VORGEGEBENER TEXT →
----------------

# Hat jemand Erfahrung mit dem Konsolenboot BA4240



## ulf (4. Oktober 2014)

Hallo

Beim stöbern nach einem festen Angel-Boot bin ich auf das BA4240 gestoßen. 
http://www.ebay.de/itm/Konsolenboot...assersport_Rudern_Paddeln&hash=item23362e2ab6
Es hätte in etwas die Abmessungen, die ich mir so vorstellen, meinen 15PS AB könnte ich bei der kurzen Spiegelhöhe weiter verwenden und preislich würde sich das sehr im Rahmen halten.
Der Laden wäre zwar nicht grade um die Ecke, aber den gibt's schon seit etwa 10 Jahren.

Hat hier schon jemand so ein Boot im Einsatz und wie sind da die Erfahrungen so ? Wie sind die Fahrleistungen mit 15 PS ?

Danke und Gruß, Ulf


----------



## Don-Machmut (4. Oktober 2014)

*AW: Hat jemand Erfahrung mit dem Konsolenboot BA4240*

Polen Boot von ebay Finger weg |uhoh:
Such dir lieber was gebrauchtes von einer guten Firma über den Winter ...... da hast mehr Freude dran #6


----------



## hajo_s (4. Oktober 2014)

----------------

Annotationen zum Bildlayout →
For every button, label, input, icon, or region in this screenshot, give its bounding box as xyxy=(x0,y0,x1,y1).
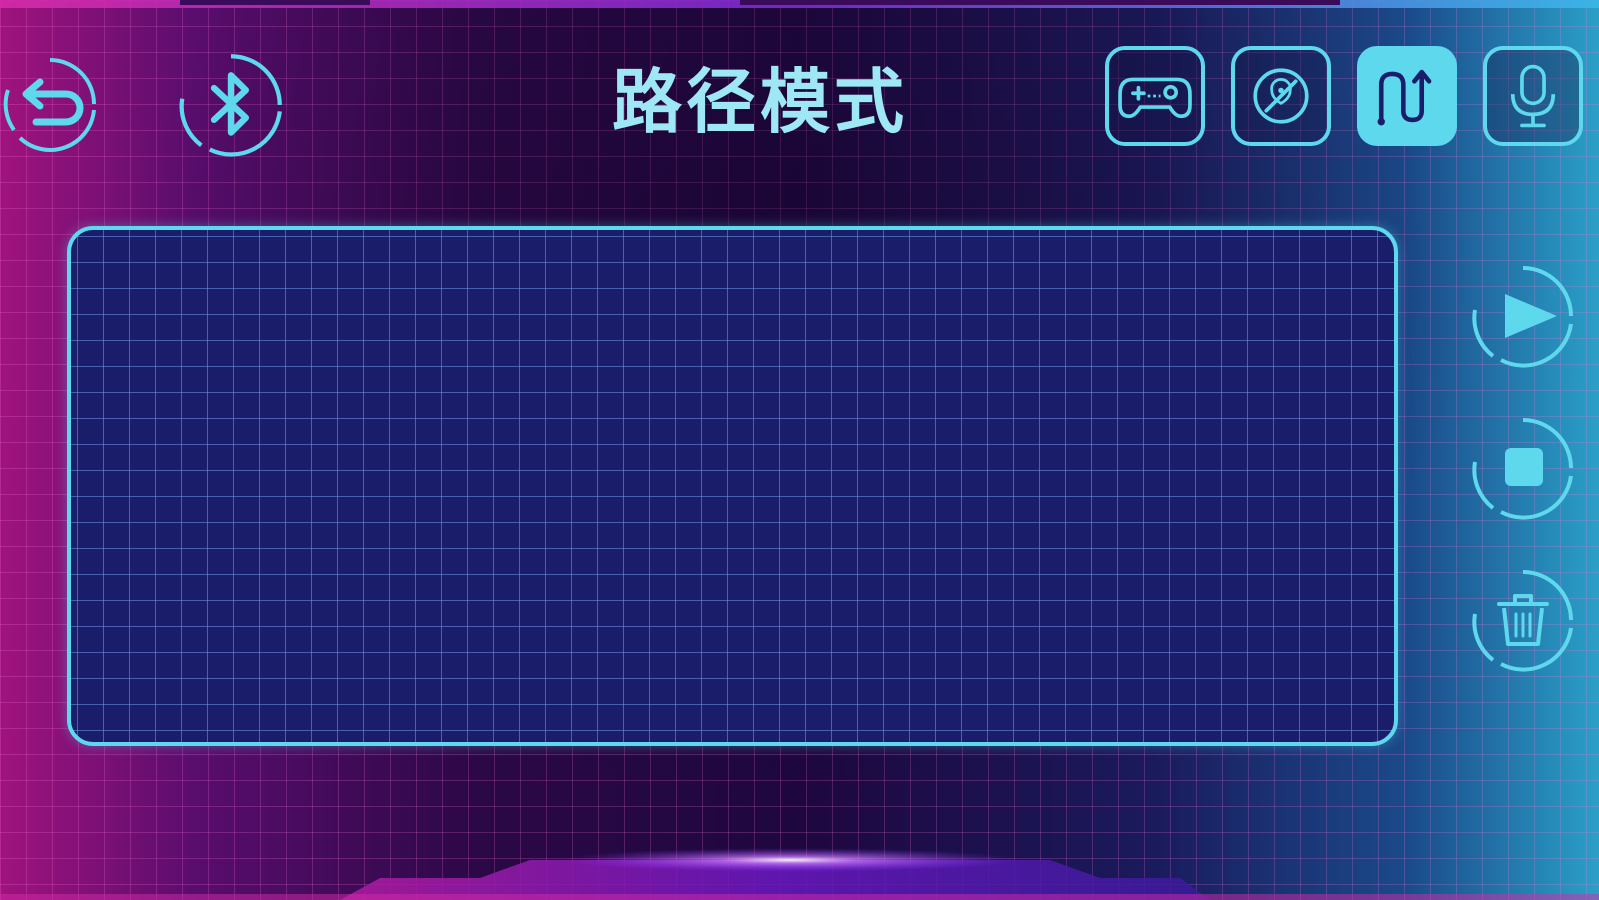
delete-button[interactable] xyxy=(1471,568,1575,672)
microphone-icon xyxy=(1510,64,1556,128)
app-root: 路径模式 xyxy=(0,0,1599,900)
bottom-platform-decoration xyxy=(0,820,1599,900)
play-button[interactable] xyxy=(1471,264,1575,368)
page-title: 路径模式 xyxy=(612,61,908,143)
obstacle-avoid-icon xyxy=(1253,68,1309,124)
path-drawing-canvas[interactable] xyxy=(67,226,1398,746)
gamepad-icon xyxy=(1118,77,1192,119)
stop-icon xyxy=(1472,418,1573,520)
bluetooth-button[interactable] xyxy=(178,52,284,158)
mode-path-button[interactable] xyxy=(1357,46,1457,146)
mode-obstacle-avoid-button[interactable] xyxy=(1231,46,1331,146)
trash-icon xyxy=(1472,570,1573,672)
path-icon xyxy=(1377,69,1432,126)
stop-button[interactable] xyxy=(1471,416,1575,520)
top-strip-segment xyxy=(180,0,370,5)
bluetooth-icon xyxy=(179,54,282,157)
mode-voice-button[interactable] xyxy=(1483,46,1583,146)
mode-gamepad-button[interactable] xyxy=(1105,46,1205,146)
top-strip-segment xyxy=(740,0,1340,5)
play-icon xyxy=(1472,266,1573,368)
back-arrow-icon xyxy=(3,58,96,152)
back-button[interactable] xyxy=(0,54,100,154)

----------------

AUFGABE →
Zitieren Sie aus dem Forumstext über das Konsolenboot BA4240 wörtlich die Passage, die mit den Worten „Polen Boot von“ beginnt und mit „hajo_s (4. Oktober 2014)“ endet.

LÖSUNG →
Polen Boot von ebay Finger weg |uhoh:
Such dir lieber was gebrauchtes von einer guten Firma über den Winter ...... da hast mehr Freude dran #6


----------



## hajo_s (4. Oktober 2014)